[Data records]
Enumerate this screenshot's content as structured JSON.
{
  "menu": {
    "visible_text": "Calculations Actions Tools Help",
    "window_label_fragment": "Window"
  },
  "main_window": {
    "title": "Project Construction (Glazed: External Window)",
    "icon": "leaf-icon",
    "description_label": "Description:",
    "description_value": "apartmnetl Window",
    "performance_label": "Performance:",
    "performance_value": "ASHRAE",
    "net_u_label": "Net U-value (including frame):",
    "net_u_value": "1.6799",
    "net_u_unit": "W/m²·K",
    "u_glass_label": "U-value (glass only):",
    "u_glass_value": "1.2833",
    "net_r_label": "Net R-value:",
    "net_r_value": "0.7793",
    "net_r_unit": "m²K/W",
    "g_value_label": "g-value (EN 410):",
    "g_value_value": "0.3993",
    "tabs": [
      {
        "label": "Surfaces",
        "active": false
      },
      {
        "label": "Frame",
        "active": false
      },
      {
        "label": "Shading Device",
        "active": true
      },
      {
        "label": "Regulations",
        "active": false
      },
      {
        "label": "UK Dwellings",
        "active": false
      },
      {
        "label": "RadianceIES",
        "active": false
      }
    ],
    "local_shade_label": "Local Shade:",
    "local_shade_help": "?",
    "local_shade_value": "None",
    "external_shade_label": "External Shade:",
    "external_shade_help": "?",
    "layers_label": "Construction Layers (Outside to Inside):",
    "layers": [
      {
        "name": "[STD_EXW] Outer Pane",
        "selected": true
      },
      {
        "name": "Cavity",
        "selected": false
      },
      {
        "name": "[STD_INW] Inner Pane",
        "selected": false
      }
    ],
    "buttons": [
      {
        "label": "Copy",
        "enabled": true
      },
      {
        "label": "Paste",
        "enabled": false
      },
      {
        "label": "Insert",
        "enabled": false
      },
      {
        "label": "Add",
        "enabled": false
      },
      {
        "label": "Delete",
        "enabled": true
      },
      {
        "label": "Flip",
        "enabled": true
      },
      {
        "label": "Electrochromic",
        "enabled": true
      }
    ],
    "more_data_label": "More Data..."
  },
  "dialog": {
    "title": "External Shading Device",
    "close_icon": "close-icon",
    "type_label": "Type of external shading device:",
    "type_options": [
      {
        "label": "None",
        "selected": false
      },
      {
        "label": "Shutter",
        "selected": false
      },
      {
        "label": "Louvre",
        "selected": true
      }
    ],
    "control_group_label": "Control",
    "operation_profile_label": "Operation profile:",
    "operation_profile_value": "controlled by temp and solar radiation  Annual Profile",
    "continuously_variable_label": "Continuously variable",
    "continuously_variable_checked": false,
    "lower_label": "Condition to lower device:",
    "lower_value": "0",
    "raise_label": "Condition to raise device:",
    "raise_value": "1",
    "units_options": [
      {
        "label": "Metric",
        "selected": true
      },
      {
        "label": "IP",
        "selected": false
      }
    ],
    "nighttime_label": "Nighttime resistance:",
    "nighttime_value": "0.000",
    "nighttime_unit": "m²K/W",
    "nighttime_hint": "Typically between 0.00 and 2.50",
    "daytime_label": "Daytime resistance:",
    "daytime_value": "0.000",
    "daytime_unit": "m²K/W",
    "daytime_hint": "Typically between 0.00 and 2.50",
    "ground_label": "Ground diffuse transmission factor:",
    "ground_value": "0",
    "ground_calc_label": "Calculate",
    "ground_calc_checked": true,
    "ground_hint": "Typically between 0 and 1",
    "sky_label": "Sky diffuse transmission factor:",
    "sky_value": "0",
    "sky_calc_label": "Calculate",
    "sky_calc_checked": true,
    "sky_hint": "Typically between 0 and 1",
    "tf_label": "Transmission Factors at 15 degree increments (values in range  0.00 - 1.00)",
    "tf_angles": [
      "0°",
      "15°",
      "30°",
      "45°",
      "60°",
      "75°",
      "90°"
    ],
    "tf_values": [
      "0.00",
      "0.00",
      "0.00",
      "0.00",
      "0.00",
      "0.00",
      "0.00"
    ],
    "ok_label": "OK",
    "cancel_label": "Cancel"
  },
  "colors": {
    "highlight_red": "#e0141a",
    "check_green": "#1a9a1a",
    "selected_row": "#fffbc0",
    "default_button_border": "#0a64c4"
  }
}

Task to complete: The entries above should be repeated exactly, every one of them.

Response:
Enumerate this screenshot's content as structured JSON.
{
  "menu": {
    "visible_text": "Calculations Actions Tools Help",
    "window_label_fragment": "Window"
  },
  "main_window": {
    "title": "Project Construction (Glazed: External Window)",
    "icon": "leaf-icon",
    "description_label": "Description:",
    "description_value": "apartmnetl Window",
    "performance_label": "Performance:",
    "performance_value": "ASHRAE",
    "net_u_label": "Net U-value (including frame):",
    "net_u_value": "1.6799",
    "net_u_unit": "W/m²·K",
    "u_glass_label": "U-value (glass only):",
    "u_glass_value": "1.2833",
    "net_r_label": "Net R-value:",
    "net_r_value": "0.7793",
    "net_r_unit": "m²K/W",
    "g_value_label": "g-value (EN 410):",
    "g_value_value": "0.3993",
    "tabs": [
      {
        "label": "Surfaces",
        "active": false
      },
      {
        "label": "Frame",
        "active": false
      },
      {
        "label": "Shading Device",
        "active": true
      },
      {
        "label": "Regulations",
        "active": false
      },
      {
        "label": "UK Dwellings",
        "active": false
      },
      {
        "label": "RadianceIES",
        "active": false
      }
    ],
    "local_shade_label": "Local Shade:",
    "local_shade_help": "?",
    "local_shade_value": "None",
    "external_shade_label": "External Shade:",
    "external_shade_help": "?",
    "layers_label": "Construction Layers (Outside to Inside):",
    "layers": [
      {
        "name": "[STD_EXW] Outer Pane",
        "selected": true
      },
      {
        "name": "Cavity",
        "selected": false
      },
      {
        "name": "[STD_INW] Inner Pane",
        "selected": false
      }
    ],
    "buttons": [
      {
        "label": "Copy",
        "enabled": true
      },
      {
        "label": "Paste",
        "enabled": false
      },
      {
        "label": "Insert",
        "enabled": false
      },
      {
        "label": "Add",
        "enabled": false
      },
      {
        "label": "Delete",
        "enabled": true
      },
      {
        "label": "Flip",
        "enabled": true
      },
      {
        "label": "Electrochromic",
        "enabled": true
      }
    ],
    "more_data_label": "More Data..."
  },
  "dialog": {
    "title": "External Shading Device",
    "close_icon": "close-icon",
    "type_label": "Type of external shading device:",
    "type_options": [
      {
        "label": "None",
        "selected": false
      },
      {
        "label": "Shutter",
        "selected": false
      },
      {
        "label": "Louvre",
        "selected": true
      }
    ],
    "control_group_label": "Control",
    "operation_profile_label": "Operation profile:",
    "operation_profile_value": "controlled by temp and solar radiation  Annual Profile",
    "continuously_variable_label": "Continuously variable",
    "continuously_variable_checked": false,
    "lower_label": "Condition to lower device:",
    "lower_value": "0",
    "raise_label": "Condition to raise device:",
    "raise_value": "1",
    "units_options": [
      {
        "label": "Metric",
        "selected": true
      },
      {
        "label": "IP",
        "selected": false
      }
    ],
    "nighttime_label": "Nighttime resistance:",
    "nighttime_value": "0.000",
    "nighttime_unit": "m²K/W",
    "nighttime_hint": "Typically between 0.00 and 2.50",
    "daytime_label": "Daytime resistance:",
    "daytime_value": "0.000",
    "daytime_unit": "m²K/W",
    "daytime_hint": "Typically between 0.00 and 2.50",
    "ground_label": "Ground diffuse transmission factor:",
    "ground_value": "0",
    "ground_calc_label": "Calculate",
    "ground_calc_checked": true,
    "ground_hint": "Typically between 0 and 1",
    "sky_label": "Sky diffuse transmission factor:",
    "sky_value": "0",
    "sky_calc_label": "Calculate",
    "sky_calc_checked": true,
    "sky_hint": "Typically between 0 and 1",
    "tf_label": "Transmission Factors at 15 degree increments (values in range  0.00 - 1.00)",
    "tf_angles": [
      "0°",
      "15°",
      "30°",
      "45°",
      "60°",
      "75°",
      "90°"
    ],
    "tf_values": [
      "0.00",
      "0.00",
      "0.00",
      "0.00",
      "0.00",
      "0.00",
      "0.00"
    ],
    "ok_label": "OK",
    "cancel_label": "Cancel"
  },
  "colors": {
    "highlight_red": "#e0141a",
    "check_green": "#1a9a1a",
    "selected_row": "#fffbc0",
    "default_button_border": "#0a64c4"
  }
}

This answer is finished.